Records

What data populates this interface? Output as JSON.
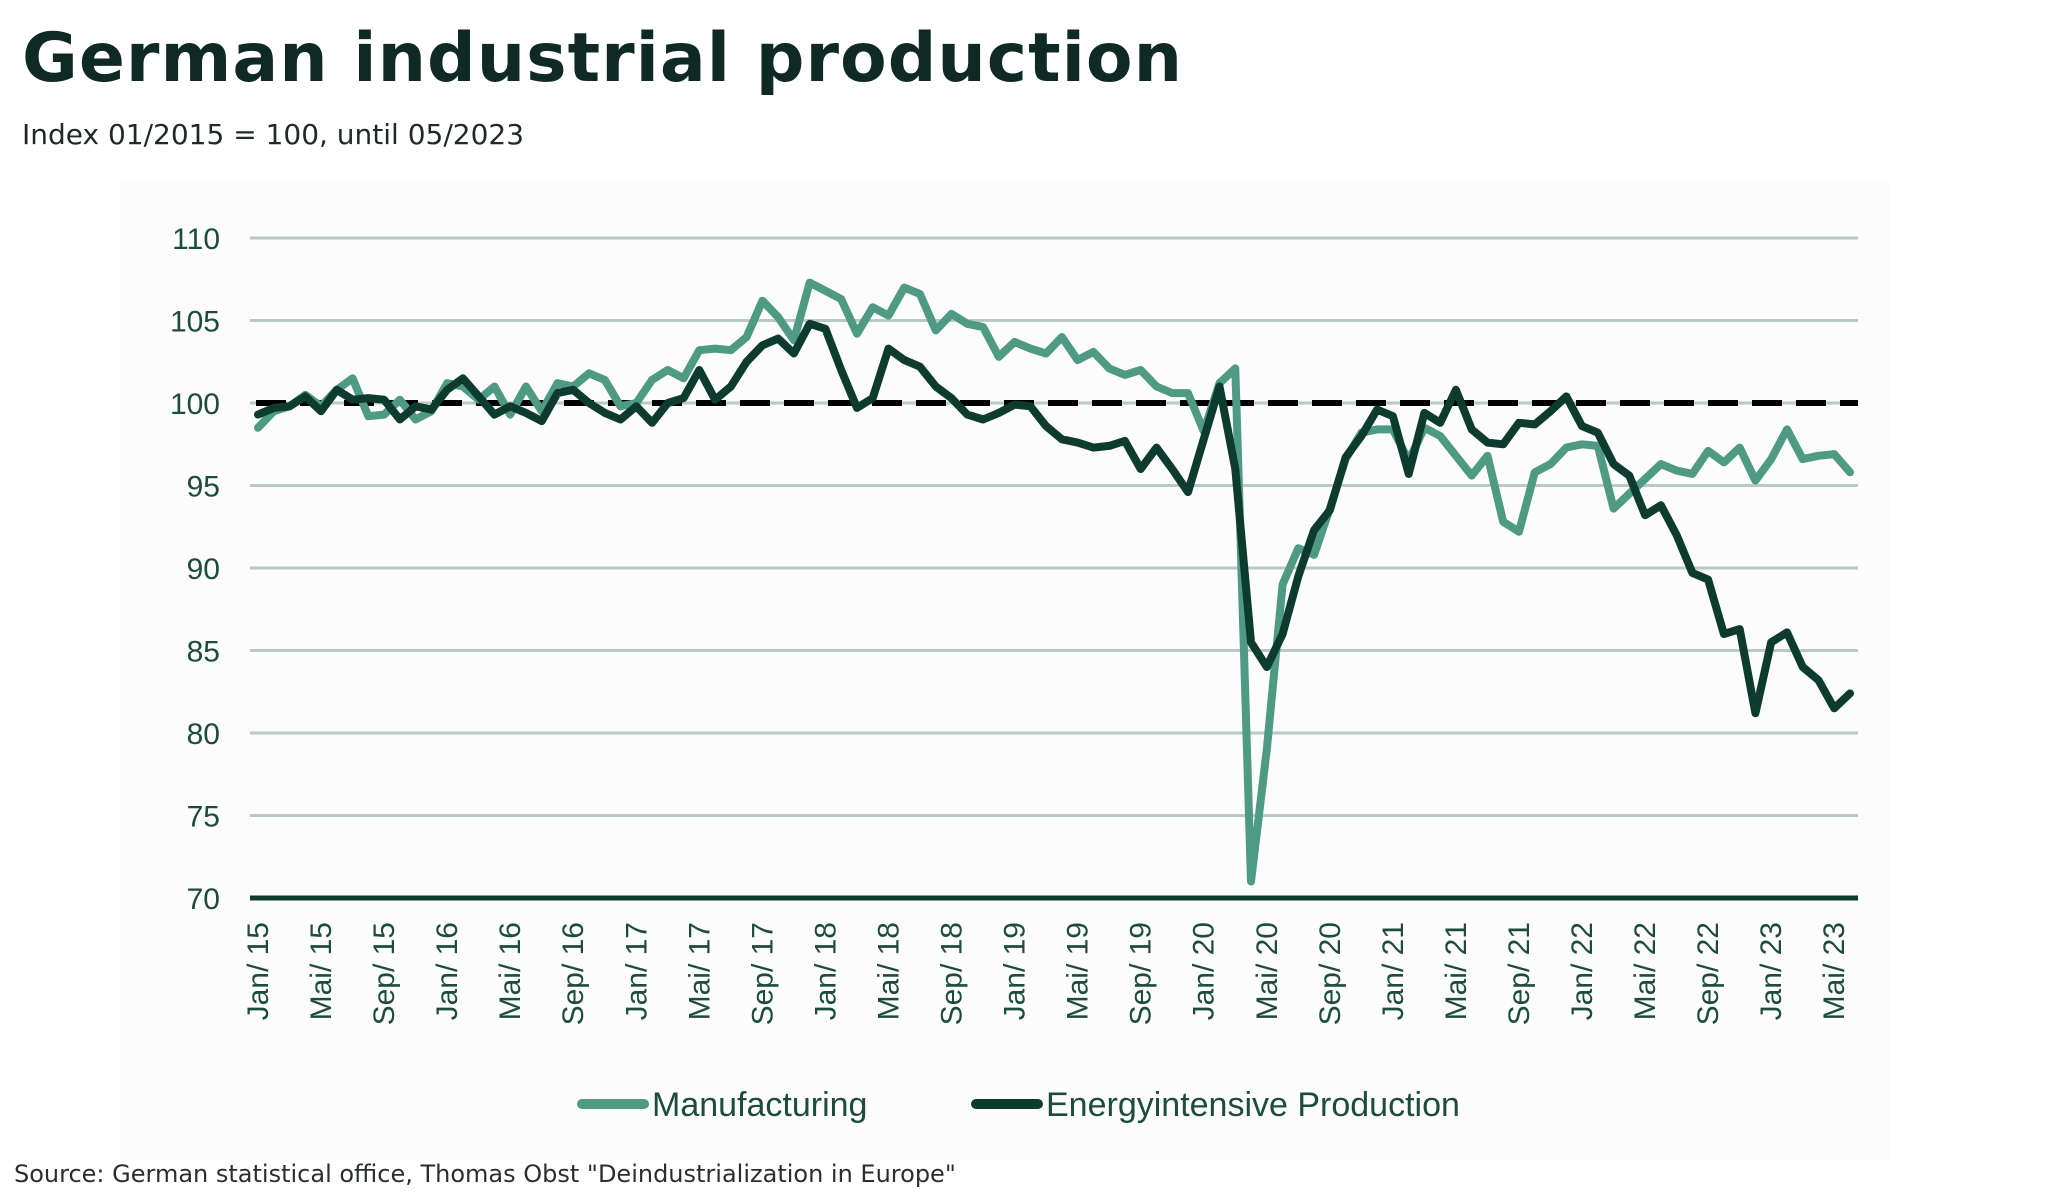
{
  "header": {
    "title": "German industrial production",
    "subtitle": "Index 01/2015 = 100, until 05/2023"
  },
  "footer": {
    "source": "Source: German statistical office, Thomas Obst \"Deindustrialization in Europe\""
  },
  "colors": {
    "manufacturing": "#4e9a83",
    "energy": "#0d3b2e",
    "gridline": "#b9c9c3",
    "reference_line": "#000000",
    "axis_line": "#0d3b2e",
    "tick_text": "#1d4b3e"
  },
  "chart_data": {
    "type": "line",
    "title": "German industrial production",
    "subtitle": "Index 01/2015 = 100, until 05/2023",
    "xlabel": "",
    "ylabel": "",
    "ylim": [
      70,
      110
    ],
    "yticks": [
      70,
      75,
      80,
      85,
      90,
      95,
      100,
      105,
      110
    ],
    "grid": true,
    "legend_placement": "bottom",
    "reference_line": 100,
    "x_start": "Jan/ 15",
    "x_end": "Jun/ 23",
    "x_tick_labels": [
      "Jan/ 15",
      "Mai/ 15",
      "Sep/ 15",
      "Jan/ 16",
      "Mai/ 16",
      "Sep/ 16",
      "Jan/ 17",
      "Mai/ 17",
      "Sep/ 17",
      "Jan/ 18",
      "Mai/ 18",
      "Sep/ 18",
      "Jan/ 19",
      "Mai/ 19",
      "Sep/ 19",
      "Jan/ 20",
      "Mai/ 20",
      "Sep/ 20",
      "Jan/ 21",
      "Mai/ 21",
      "Sep/ 21",
      "Jan/ 22",
      "Mai/ 22",
      "Sep/ 22",
      "Jan/ 23",
      "Mai/ 23"
    ],
    "series": [
      {
        "name": "Manufacturing",
        "values": [
          98.5,
          99.5,
          99.8,
          100.5,
          99.8,
          100.8,
          101.5,
          99.2,
          99.3,
          100.2,
          99.0,
          99.5,
          101.2,
          101.0,
          100.2,
          101.0,
          99.3,
          101.0,
          99.5,
          101.2,
          101.0,
          101.8,
          101.4,
          99.8,
          100.0,
          101.4,
          102.0,
          101.5,
          103.2,
          103.3,
          103.2,
          104.0,
          106.2,
          105.2,
          103.8,
          107.3,
          106.8,
          106.3,
          104.2,
          105.8,
          105.3,
          107.0,
          106.6,
          104.4,
          105.4,
          104.8,
          104.6,
          102.8,
          103.7,
          103.3,
          103.0,
          104.0,
          102.6,
          103.1,
          102.1,
          101.7,
          102.0,
          101.0,
          100.6,
          100.6,
          98.3,
          101.2,
          102.1,
          71.0,
          79.0,
          89.0,
          91.2,
          90.8,
          93.6,
          96.6,
          98.2,
          98.4,
          98.4,
          96.5,
          98.5,
          98.0,
          96.8,
          95.6,
          96.8,
          92.8,
          92.2,
          95.8,
          96.3,
          97.3,
          97.5,
          97.4,
          93.6,
          94.5,
          95.4,
          96.3,
          95.9,
          95.7,
          97.1,
          96.4,
          97.3,
          95.3,
          96.6,
          98.4,
          96.6,
          96.8,
          96.9,
          95.8
        ]
      },
      {
        "name": "Energyintensive Production",
        "values": [
          99.3,
          99.7,
          99.8,
          100.4,
          99.5,
          100.8,
          100.2,
          100.3,
          100.2,
          99.0,
          99.8,
          99.6,
          100.8,
          101.5,
          100.4,
          99.3,
          99.8,
          99.4,
          98.9,
          100.6,
          100.8,
          100.0,
          99.4,
          99.0,
          99.8,
          98.8,
          100.0,
          100.3,
          102.0,
          100.2,
          101.0,
          102.5,
          103.5,
          103.9,
          103.0,
          104.8,
          104.5,
          102.0,
          99.7,
          100.3,
          103.3,
          102.6,
          102.2,
          101.0,
          100.3,
          99.3,
          99.0,
          99.4,
          99.9,
          99.8,
          98.6,
          97.8,
          97.6,
          97.3,
          97.4,
          97.7,
          96.0,
          97.3,
          96.0,
          94.6,
          97.8,
          101.0,
          96.0,
          85.5,
          84.0,
          86.0,
          89.5,
          92.3,
          93.5,
          96.7,
          98.0,
          99.6,
          99.2,
          95.7,
          99.4,
          98.8,
          100.8,
          98.4,
          97.6,
          97.5,
          98.8,
          98.7,
          99.5,
          100.4,
          98.6,
          98.2,
          96.3,
          95.6,
          93.2,
          93.8,
          92.0,
          89.7,
          89.3,
          86.0,
          86.3,
          81.2,
          85.5,
          86.1,
          84.0,
          83.2,
          81.5,
          82.4
        ]
      }
    ]
  }
}
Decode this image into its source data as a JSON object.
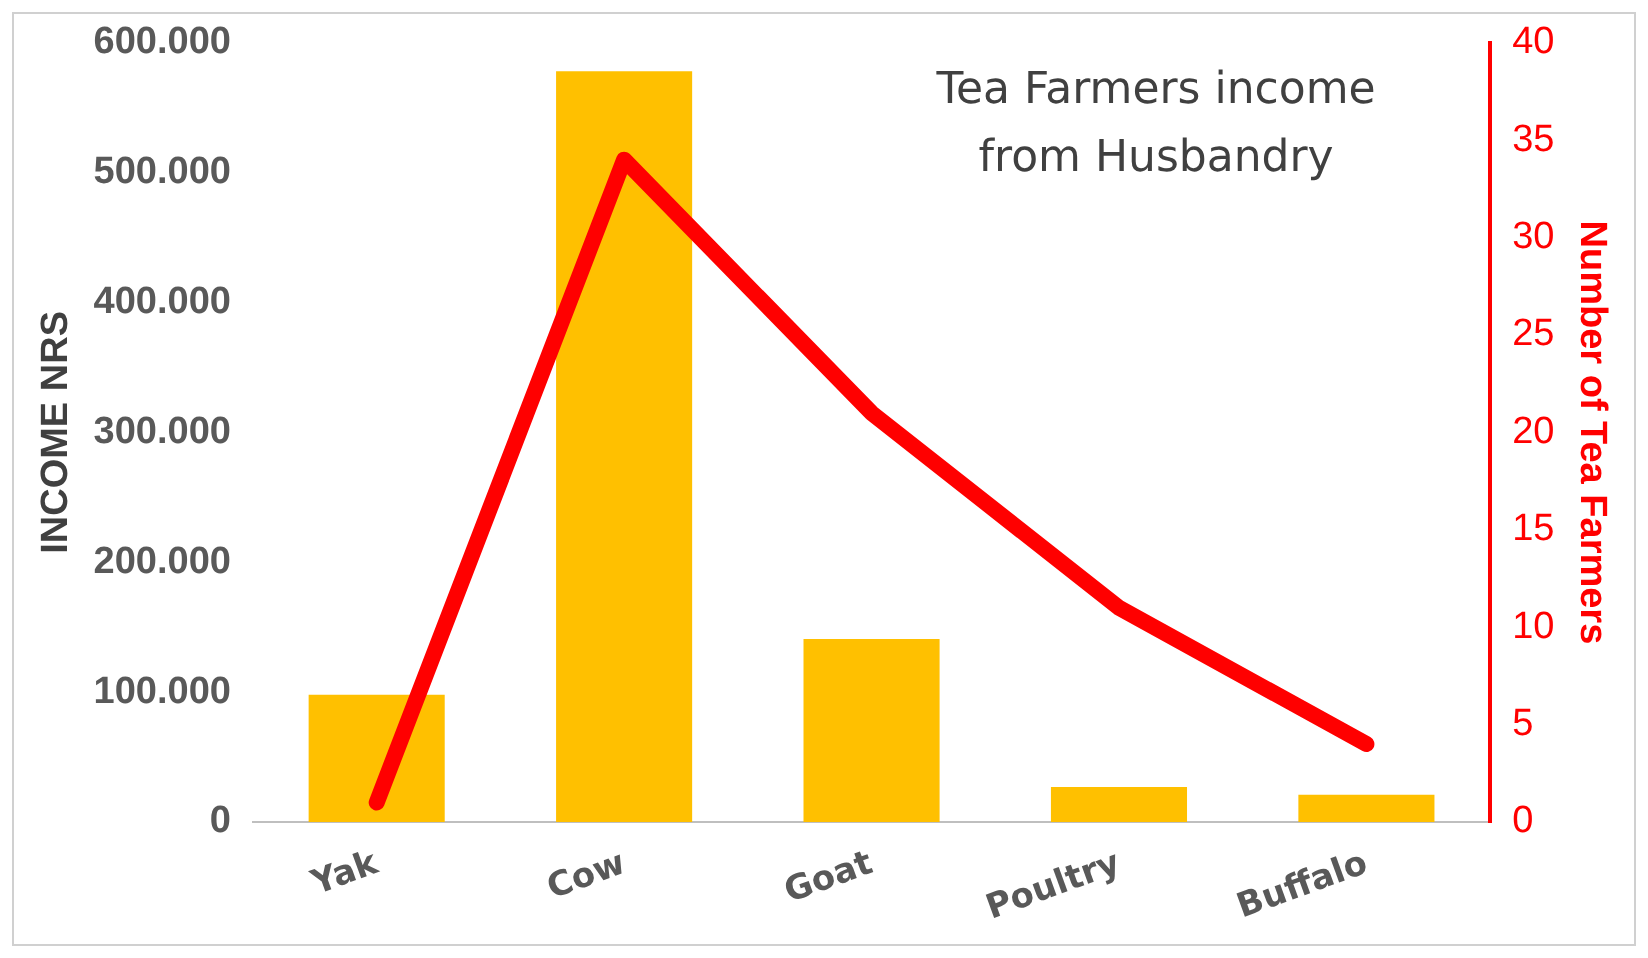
{
  "chart_data": {
    "type": "bar",
    "title": "Tea Farmers income from Husbandry",
    "ylabel": "INCOME NRS",
    "y2label": "Number of Tea Farmers",
    "categories": [
      "Yak",
      "Cow",
      "Goat",
      "Poultry",
      "Buffalo"
    ],
    "series": [
      {
        "color": "#ffc000",
        "values": [
          98000,
          578000,
          141000,
          27000,
          21000
        ]
      },
      {
        "type": "line",
        "axis": "y2",
        "color": "#ff0000",
        "values": [
          1,
          34,
          21,
          11,
          4
        ]
      }
    ],
    "ylim": [
      0,
      600000
    ],
    "yticks": [
      {
        "value": 0,
        "label": "0"
      },
      {
        "value": 100000,
        "label": "100.000"
      },
      {
        "value": 200000,
        "label": "200.000"
      },
      {
        "value": 300000,
        "label": "300.000"
      },
      {
        "value": 400000,
        "label": "400.000"
      },
      {
        "value": 500000,
        "label": "500.000"
      },
      {
        "value": 600000,
        "label": "600.000"
      }
    ],
    "y2lim": [
      0,
      40
    ],
    "y2ticks": [
      0,
      5,
      10,
      15,
      20,
      25,
      30,
      35,
      40
    ],
    "grid": false,
    "legend": false,
    "marker": "none",
    "line_style": "solid"
  }
}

> _WHAT IS ASKED_: Search the data above for lines holding "Index" and copy each of them.

> _SOLUTION FOR THIS PROBLEM_:
    "subtitle": "Index 01/2015 = 100, until 05/2023"
    "subtitle": "Index 01/2015 = 100, until 05/2023",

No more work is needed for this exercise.